> _Stated task_
Examine each line of the data. Copy those that contain the string "title".

.....

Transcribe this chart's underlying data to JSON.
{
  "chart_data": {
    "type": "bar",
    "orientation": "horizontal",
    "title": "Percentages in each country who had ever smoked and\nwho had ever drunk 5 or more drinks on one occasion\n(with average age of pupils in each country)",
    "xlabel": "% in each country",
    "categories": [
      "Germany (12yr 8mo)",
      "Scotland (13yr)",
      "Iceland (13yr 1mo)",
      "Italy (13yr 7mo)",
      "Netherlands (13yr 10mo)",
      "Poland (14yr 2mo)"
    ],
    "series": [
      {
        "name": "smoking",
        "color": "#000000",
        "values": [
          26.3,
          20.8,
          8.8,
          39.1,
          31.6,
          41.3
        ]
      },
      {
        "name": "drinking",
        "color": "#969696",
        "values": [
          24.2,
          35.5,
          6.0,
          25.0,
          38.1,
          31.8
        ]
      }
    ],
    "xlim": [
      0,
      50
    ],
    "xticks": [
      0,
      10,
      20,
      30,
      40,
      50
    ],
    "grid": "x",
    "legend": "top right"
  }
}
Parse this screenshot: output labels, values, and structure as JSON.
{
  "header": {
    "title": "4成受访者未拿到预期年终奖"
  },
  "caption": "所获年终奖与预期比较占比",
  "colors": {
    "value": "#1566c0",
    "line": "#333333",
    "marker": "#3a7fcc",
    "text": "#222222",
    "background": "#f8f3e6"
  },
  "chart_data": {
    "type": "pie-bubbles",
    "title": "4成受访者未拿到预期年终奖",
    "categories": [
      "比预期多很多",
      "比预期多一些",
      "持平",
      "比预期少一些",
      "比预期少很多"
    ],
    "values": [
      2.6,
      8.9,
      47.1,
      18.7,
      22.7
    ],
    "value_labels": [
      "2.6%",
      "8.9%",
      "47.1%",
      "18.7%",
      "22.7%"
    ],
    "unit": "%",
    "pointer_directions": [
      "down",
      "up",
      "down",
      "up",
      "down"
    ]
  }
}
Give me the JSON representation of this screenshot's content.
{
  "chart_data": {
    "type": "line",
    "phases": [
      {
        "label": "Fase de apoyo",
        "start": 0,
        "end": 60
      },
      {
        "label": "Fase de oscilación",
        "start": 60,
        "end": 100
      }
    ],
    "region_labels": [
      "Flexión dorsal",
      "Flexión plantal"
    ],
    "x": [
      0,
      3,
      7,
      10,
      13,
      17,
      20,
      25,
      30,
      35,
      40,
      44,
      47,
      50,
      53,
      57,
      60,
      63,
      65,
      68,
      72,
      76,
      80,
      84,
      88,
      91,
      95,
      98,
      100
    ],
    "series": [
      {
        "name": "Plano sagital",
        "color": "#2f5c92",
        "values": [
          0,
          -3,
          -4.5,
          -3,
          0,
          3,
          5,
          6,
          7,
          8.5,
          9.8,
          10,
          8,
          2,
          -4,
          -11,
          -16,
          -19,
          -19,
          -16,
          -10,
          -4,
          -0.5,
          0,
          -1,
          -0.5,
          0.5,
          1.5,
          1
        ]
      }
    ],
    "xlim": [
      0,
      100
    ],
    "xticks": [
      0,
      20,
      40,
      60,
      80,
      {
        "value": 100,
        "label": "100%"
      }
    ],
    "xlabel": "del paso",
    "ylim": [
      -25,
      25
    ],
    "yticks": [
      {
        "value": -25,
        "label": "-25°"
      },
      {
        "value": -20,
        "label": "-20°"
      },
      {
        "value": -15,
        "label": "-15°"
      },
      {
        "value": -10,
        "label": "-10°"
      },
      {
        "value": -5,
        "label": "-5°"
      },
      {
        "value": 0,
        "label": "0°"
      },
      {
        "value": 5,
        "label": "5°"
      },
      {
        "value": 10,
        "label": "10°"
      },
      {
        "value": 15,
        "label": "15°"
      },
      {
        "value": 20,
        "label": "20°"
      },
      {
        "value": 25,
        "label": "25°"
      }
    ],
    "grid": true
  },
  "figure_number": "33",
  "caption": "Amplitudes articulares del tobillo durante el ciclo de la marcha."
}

.....

> _Solution_
    "title": "Percentages in each country who had ever smoked and\nwho had ever drunk 5 or more drinks on one occasion\n(with average age of pupils in each country)",
    "title": "4成受访者未拿到预期年终奖"
    "title": "4成受访者未拿到预期年终奖",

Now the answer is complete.